Stated task -
Please reproduce the data below line for line, without changing a single character.

──────── Task inputs ────────

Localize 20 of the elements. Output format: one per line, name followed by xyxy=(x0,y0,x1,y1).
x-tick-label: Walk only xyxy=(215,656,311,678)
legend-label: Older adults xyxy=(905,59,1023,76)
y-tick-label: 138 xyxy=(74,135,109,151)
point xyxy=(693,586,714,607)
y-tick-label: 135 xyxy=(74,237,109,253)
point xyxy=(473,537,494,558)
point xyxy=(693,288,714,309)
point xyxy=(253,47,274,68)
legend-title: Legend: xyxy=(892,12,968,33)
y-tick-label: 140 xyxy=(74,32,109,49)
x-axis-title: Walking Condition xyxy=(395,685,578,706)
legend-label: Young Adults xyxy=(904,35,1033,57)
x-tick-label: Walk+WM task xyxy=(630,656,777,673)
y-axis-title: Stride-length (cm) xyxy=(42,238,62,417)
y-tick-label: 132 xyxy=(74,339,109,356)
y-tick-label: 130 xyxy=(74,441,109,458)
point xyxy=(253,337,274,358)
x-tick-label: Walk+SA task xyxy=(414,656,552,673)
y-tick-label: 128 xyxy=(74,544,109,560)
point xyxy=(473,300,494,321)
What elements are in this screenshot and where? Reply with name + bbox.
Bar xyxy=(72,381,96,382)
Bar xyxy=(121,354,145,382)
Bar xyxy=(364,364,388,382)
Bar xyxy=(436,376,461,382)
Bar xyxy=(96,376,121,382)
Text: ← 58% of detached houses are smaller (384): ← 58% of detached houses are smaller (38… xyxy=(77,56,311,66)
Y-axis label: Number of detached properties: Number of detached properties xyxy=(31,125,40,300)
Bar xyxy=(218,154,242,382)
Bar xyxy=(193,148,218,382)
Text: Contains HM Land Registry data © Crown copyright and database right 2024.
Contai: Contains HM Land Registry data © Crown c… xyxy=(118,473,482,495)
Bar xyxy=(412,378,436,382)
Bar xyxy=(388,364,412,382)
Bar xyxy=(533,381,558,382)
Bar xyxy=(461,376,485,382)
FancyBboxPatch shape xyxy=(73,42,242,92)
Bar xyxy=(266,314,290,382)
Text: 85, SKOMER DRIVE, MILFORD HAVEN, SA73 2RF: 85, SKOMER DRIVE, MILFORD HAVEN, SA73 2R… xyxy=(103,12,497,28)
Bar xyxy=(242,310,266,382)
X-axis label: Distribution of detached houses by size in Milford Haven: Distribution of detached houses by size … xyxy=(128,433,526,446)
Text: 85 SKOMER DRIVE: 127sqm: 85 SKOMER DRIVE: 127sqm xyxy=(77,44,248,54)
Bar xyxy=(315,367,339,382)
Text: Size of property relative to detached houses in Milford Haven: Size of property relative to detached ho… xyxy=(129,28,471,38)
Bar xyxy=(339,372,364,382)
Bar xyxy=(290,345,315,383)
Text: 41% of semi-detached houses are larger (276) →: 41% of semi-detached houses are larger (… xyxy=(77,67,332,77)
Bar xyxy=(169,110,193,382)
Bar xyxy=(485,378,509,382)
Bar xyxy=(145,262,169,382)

────────

Written solution -
Localize 20 of the elements. Output format: one per line, name followed by xyxy=(x0,y0,x1,y1).
x-tick-label: Walk only xyxy=(215,656,311,678)
legend-label: Older adults xyxy=(905,59,1023,76)
y-tick-label: 138 xyxy=(74,135,109,151)
point xyxy=(693,586,714,607)
y-tick-label: 135 xyxy=(74,237,109,253)
point xyxy=(473,537,494,558)
point xyxy=(693,288,714,309)
point xyxy=(253,47,274,68)
legend-title: Legend: xyxy=(892,12,968,33)
y-tick-label: 140 xyxy=(74,32,109,49)
x-axis-title: Walking Condition xyxy=(395,685,578,706)
legend-label: Young Adults xyxy=(904,35,1033,57)
x-tick-label: Walk+WM task xyxy=(630,656,777,673)
y-axis-title: Stride-length (cm) xyxy=(42,238,62,417)
y-tick-label: 132 xyxy=(74,339,109,356)
y-tick-label: 130 xyxy=(74,441,109,458)
point xyxy=(253,337,274,358)
x-tick-label: Walk+SA task xyxy=(414,656,552,673)
y-tick-label: 128 xyxy=(74,544,109,560)
point xyxy=(473,300,494,321)
What elements are in this screenshot and where? Reply with name + bbox.
Bar xyxy=(72,381,96,382)
Bar xyxy=(121,354,145,382)
Bar xyxy=(364,364,388,382)
Bar xyxy=(436,376,461,382)
Bar xyxy=(96,376,121,382)
Text: ← 58% of detached houses are smaller (384): ← 58% of detached houses are smaller (38… xyxy=(77,56,311,66)
Y-axis label: Number of detached properties: Number of detached properties xyxy=(31,125,40,300)
Bar xyxy=(218,154,242,382)
Bar xyxy=(193,148,218,382)
Text: Contains HM Land Registry data © Crown copyright and database right 2024.
Contai: Contains HM Land Registry data © Crown c… xyxy=(118,473,482,495)
Bar xyxy=(412,378,436,382)
Bar xyxy=(388,364,412,382)
Bar xyxy=(533,381,558,382)
Bar xyxy=(461,376,485,382)
FancyBboxPatch shape xyxy=(73,42,242,92)
Bar xyxy=(266,314,290,382)
Text: 85, SKOMER DRIVE, MILFORD HAVEN, SA73 2RF: 85, SKOMER DRIVE, MILFORD HAVEN, SA73 2R… xyxy=(103,12,497,28)
Bar xyxy=(242,310,266,382)
X-axis label: Distribution of detached houses by size in Milford Haven: Distribution of detached houses by size … xyxy=(128,433,526,446)
Text: 85 SKOMER DRIVE: 127sqm: 85 SKOMER DRIVE: 127sqm xyxy=(77,44,248,54)
Bar xyxy=(315,367,339,382)
Text: Size of property relative to detached houses in Milford Haven: Size of property relative to detached ho… xyxy=(129,28,471,38)
Bar xyxy=(339,372,364,382)
Bar xyxy=(290,345,315,383)
Text: 41% of semi-detached houses are larger (276) →: 41% of semi-detached houses are larger (… xyxy=(77,67,332,77)
Bar xyxy=(169,110,193,382)
Bar xyxy=(485,378,509,382)
Bar xyxy=(145,262,169,382)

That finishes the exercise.